WHAT TO PRODUCE >> Can you retype every record below exactly as written?

RECORDS TO USE >>

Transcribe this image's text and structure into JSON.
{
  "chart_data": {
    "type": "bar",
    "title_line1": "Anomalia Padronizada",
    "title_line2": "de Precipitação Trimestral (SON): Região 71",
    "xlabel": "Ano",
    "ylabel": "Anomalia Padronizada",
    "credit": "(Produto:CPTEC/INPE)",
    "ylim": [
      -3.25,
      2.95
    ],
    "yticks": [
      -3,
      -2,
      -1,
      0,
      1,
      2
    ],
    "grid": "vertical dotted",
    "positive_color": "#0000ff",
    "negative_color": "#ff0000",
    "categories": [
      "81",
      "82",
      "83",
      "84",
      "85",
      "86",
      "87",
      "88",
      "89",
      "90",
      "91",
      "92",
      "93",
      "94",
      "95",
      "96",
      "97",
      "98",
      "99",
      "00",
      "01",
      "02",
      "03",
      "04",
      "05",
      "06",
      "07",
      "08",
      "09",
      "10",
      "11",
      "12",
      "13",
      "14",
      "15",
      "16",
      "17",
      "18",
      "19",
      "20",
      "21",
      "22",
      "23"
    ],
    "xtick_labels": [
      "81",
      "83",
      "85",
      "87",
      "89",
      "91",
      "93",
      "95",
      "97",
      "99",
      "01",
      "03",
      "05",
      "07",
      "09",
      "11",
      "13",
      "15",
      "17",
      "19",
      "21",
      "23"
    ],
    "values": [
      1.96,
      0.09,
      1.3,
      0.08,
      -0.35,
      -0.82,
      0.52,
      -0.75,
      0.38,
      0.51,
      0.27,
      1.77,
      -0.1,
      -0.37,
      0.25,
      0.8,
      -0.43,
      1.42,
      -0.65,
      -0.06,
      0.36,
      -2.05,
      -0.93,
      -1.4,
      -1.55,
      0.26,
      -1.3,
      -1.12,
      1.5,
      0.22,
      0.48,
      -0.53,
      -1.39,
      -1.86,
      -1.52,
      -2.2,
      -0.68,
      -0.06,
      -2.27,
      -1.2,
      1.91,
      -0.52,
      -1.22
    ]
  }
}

RESPONSE TO THE TASK >>
Transcribe this image's text and structure into JSON.
{
  "chart_data": {
    "type": "bar",
    "title_line1": "Anomalia Padronizada",
    "title_line2": "de Precipitação Trimestral (SON): Região 71",
    "xlabel": "Ano",
    "ylabel": "Anomalia Padronizada",
    "credit": "(Produto:CPTEC/INPE)",
    "ylim": [
      -3.25,
      2.95
    ],
    "yticks": [
      -3,
      -2,
      -1,
      0,
      1,
      2
    ],
    "grid": "vertical dotted",
    "positive_color": "#0000ff",
    "negative_color": "#ff0000",
    "categories": [
      "81",
      "82",
      "83",
      "84",
      "85",
      "86",
      "87",
      "88",
      "89",
      "90",
      "91",
      "92",
      "93",
      "94",
      "95",
      "96",
      "97",
      "98",
      "99",
      "00",
      "01",
      "02",
      "03",
      "04",
      "05",
      "06",
      "07",
      "08",
      "09",
      "10",
      "11",
      "12",
      "13",
      "14",
      "15",
      "16",
      "17",
      "18",
      "19",
      "20",
      "21",
      "22",
      "23"
    ],
    "xtick_labels": [
      "81",
      "83",
      "85",
      "87",
      "89",
      "91",
      "93",
      "95",
      "97",
      "99",
      "01",
      "03",
      "05",
      "07",
      "09",
      "11",
      "13",
      "15",
      "17",
      "19",
      "21",
      "23"
    ],
    "values": [
      1.96,
      0.09,
      1.3,
      0.08,
      -0.35,
      -0.82,
      0.52,
      -0.75,
      0.38,
      0.51,
      0.27,
      1.77,
      -0.1,
      -0.37,
      0.25,
      0.8,
      -0.43,
      1.42,
      -0.65,
      -0.06,
      0.36,
      -2.05,
      -0.93,
      -1.4,
      -1.55,
      0.26,
      -1.3,
      -1.12,
      1.5,
      0.22,
      0.48,
      -0.53,
      -1.39,
      -1.86,
      -1.52,
      -2.2,
      -0.68,
      -0.06,
      -2.27,
      -1.2,
      1.91,
      -0.52,
      -1.22
    ]
  }
}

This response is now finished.